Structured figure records
=====
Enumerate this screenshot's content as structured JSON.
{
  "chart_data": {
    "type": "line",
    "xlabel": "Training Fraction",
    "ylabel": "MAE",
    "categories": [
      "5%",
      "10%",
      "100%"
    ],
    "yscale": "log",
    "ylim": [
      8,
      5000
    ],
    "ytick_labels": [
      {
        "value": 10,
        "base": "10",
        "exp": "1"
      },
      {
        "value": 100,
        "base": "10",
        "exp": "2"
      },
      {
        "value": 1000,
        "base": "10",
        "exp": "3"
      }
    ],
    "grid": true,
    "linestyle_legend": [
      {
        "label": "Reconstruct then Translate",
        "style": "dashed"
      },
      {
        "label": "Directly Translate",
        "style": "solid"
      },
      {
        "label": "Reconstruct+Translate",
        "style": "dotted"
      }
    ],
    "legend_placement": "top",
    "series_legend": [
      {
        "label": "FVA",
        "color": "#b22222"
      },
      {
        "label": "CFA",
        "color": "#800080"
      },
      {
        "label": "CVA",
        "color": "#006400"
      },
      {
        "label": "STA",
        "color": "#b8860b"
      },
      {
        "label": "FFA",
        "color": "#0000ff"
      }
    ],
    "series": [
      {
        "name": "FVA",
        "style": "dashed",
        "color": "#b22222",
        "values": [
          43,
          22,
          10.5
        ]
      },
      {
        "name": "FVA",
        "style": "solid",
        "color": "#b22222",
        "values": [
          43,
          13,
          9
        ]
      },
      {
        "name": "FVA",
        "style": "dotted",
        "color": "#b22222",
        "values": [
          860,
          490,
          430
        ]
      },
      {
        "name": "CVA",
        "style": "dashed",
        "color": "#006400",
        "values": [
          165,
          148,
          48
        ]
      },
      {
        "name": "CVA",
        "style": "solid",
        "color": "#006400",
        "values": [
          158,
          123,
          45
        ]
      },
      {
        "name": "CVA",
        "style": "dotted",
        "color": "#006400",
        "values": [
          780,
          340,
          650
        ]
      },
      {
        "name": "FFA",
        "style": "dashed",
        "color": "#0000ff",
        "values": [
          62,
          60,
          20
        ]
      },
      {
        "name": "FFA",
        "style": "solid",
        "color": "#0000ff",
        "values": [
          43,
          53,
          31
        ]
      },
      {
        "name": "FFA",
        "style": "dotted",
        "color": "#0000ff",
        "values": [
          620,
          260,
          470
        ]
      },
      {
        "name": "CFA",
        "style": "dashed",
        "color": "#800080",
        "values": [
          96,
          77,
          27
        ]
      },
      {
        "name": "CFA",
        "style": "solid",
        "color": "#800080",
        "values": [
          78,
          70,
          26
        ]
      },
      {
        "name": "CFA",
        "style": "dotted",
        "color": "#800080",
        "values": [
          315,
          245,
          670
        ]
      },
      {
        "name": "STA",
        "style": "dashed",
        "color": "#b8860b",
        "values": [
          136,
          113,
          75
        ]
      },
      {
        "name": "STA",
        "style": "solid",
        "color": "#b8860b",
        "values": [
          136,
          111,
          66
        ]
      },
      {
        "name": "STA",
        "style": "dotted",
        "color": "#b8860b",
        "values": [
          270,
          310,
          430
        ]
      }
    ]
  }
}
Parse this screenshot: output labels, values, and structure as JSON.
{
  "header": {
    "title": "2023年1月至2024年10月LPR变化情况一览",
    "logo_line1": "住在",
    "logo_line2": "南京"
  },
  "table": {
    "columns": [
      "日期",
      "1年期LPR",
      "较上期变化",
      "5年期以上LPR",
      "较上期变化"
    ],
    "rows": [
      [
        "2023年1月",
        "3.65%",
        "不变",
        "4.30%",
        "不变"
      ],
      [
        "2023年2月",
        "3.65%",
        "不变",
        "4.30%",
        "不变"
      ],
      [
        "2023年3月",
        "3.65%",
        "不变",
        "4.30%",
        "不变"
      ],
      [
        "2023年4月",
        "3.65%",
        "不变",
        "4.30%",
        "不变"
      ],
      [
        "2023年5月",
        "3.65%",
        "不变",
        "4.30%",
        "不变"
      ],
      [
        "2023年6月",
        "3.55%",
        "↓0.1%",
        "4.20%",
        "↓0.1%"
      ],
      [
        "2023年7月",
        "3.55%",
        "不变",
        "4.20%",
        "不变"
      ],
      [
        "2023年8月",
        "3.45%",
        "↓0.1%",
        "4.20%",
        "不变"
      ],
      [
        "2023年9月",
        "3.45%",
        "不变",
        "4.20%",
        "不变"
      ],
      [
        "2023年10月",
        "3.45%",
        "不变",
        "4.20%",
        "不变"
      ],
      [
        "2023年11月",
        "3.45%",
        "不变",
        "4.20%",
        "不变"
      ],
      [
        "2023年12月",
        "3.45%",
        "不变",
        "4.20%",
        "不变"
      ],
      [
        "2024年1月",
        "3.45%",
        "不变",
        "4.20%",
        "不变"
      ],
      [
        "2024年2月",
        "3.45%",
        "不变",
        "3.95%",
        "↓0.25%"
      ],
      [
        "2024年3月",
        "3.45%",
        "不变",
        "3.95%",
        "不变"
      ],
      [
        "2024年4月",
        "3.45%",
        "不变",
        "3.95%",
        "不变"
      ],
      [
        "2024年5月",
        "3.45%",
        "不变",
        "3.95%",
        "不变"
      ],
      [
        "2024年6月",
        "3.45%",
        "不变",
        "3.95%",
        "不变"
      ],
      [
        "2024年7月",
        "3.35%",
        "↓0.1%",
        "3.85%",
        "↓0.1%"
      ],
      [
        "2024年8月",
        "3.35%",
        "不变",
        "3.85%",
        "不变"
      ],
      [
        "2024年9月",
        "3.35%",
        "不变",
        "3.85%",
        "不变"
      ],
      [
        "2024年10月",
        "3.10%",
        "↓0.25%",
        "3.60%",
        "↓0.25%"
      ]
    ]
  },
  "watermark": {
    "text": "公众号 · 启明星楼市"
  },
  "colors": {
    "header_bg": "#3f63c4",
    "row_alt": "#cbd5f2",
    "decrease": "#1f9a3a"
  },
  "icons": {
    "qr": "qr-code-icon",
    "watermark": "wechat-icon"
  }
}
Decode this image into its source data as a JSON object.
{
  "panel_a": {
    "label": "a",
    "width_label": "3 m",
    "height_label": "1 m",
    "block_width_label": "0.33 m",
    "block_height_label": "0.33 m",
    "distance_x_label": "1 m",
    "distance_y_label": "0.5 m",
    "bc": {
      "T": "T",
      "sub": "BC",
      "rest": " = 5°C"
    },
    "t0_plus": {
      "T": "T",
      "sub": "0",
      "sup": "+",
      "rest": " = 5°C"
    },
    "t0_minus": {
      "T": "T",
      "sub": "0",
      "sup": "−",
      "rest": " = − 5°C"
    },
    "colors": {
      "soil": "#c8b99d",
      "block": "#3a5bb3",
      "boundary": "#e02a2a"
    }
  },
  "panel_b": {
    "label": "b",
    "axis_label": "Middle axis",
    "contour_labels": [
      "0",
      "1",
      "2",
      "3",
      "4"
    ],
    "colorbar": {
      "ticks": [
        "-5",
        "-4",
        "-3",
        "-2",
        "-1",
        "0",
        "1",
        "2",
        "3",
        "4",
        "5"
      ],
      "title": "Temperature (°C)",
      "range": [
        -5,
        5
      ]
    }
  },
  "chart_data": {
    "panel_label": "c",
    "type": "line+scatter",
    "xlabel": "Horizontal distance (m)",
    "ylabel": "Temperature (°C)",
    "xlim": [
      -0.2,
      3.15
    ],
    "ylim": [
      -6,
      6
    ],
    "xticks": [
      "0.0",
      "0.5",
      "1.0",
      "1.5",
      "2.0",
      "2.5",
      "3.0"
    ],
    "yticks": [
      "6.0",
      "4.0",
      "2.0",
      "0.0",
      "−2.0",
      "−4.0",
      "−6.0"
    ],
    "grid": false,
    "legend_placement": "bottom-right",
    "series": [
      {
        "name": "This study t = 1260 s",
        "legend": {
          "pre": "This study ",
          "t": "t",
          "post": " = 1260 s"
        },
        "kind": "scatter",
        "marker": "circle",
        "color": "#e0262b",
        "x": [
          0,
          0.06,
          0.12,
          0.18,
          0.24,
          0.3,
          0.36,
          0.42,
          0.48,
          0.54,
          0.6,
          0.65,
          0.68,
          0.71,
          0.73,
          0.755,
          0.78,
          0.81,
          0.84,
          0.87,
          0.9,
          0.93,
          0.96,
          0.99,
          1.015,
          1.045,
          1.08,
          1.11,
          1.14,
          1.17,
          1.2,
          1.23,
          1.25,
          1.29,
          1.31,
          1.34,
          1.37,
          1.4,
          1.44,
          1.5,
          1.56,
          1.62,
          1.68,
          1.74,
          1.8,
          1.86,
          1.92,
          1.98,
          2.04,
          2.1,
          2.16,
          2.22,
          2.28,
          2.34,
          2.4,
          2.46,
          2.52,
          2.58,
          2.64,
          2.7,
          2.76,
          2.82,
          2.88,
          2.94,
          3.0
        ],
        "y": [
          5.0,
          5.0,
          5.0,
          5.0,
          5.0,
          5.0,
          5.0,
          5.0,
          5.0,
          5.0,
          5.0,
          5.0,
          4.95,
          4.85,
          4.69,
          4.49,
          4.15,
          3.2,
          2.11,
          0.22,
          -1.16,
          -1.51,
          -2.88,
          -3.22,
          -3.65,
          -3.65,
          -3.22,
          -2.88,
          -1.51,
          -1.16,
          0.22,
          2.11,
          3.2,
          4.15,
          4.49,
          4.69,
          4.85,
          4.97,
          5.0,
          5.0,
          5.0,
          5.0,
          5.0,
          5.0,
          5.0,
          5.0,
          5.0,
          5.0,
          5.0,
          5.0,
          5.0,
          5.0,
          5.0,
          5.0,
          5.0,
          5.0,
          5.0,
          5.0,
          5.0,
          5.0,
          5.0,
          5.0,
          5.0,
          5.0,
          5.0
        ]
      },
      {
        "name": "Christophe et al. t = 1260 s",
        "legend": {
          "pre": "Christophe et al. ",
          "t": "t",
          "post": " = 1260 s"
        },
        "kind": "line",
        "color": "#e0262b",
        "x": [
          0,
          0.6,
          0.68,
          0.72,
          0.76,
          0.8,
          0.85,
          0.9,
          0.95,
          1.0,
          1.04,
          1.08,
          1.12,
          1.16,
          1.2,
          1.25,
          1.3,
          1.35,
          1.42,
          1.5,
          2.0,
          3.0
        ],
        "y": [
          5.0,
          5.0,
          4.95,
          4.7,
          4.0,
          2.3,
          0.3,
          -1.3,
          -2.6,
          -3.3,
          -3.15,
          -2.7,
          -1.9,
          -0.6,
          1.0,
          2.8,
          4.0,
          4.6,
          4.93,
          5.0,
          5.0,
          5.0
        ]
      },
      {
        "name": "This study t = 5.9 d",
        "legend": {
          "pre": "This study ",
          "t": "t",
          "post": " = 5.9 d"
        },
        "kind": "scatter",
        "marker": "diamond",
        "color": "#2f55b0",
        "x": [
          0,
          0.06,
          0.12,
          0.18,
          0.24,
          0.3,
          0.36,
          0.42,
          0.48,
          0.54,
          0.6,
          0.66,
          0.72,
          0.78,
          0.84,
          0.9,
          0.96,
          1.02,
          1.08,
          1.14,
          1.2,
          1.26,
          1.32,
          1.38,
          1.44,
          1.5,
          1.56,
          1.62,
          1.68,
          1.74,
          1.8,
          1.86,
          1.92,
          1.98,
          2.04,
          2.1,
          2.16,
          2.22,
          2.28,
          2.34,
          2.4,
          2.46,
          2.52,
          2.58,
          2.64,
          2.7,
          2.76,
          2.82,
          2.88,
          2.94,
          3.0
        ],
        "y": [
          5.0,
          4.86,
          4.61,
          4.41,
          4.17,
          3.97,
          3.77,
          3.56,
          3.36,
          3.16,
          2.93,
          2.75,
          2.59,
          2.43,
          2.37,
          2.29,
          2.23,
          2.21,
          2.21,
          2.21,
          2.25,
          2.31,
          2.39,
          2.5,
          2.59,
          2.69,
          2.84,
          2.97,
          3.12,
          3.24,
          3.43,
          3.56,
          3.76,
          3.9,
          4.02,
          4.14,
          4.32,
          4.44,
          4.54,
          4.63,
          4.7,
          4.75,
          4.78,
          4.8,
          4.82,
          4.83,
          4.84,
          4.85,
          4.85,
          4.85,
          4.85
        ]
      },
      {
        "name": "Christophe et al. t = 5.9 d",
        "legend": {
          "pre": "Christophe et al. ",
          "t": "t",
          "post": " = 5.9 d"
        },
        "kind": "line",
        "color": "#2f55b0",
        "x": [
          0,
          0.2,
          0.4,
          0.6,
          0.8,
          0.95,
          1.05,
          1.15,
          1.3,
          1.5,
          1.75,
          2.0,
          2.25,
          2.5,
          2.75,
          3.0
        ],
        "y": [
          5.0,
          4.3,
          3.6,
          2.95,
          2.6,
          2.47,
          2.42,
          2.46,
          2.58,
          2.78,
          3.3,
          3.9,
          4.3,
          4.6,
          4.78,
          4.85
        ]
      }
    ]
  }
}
=====
**WHAT NEEDS TO BE DONE:** Copy out every line that includes the word "Translate".

**PROBLEM SOLUTION:**
        "label": "Reconstruct then Translate",
        "label": "Directly Translate",
        "label": "Reconstruct+Translate",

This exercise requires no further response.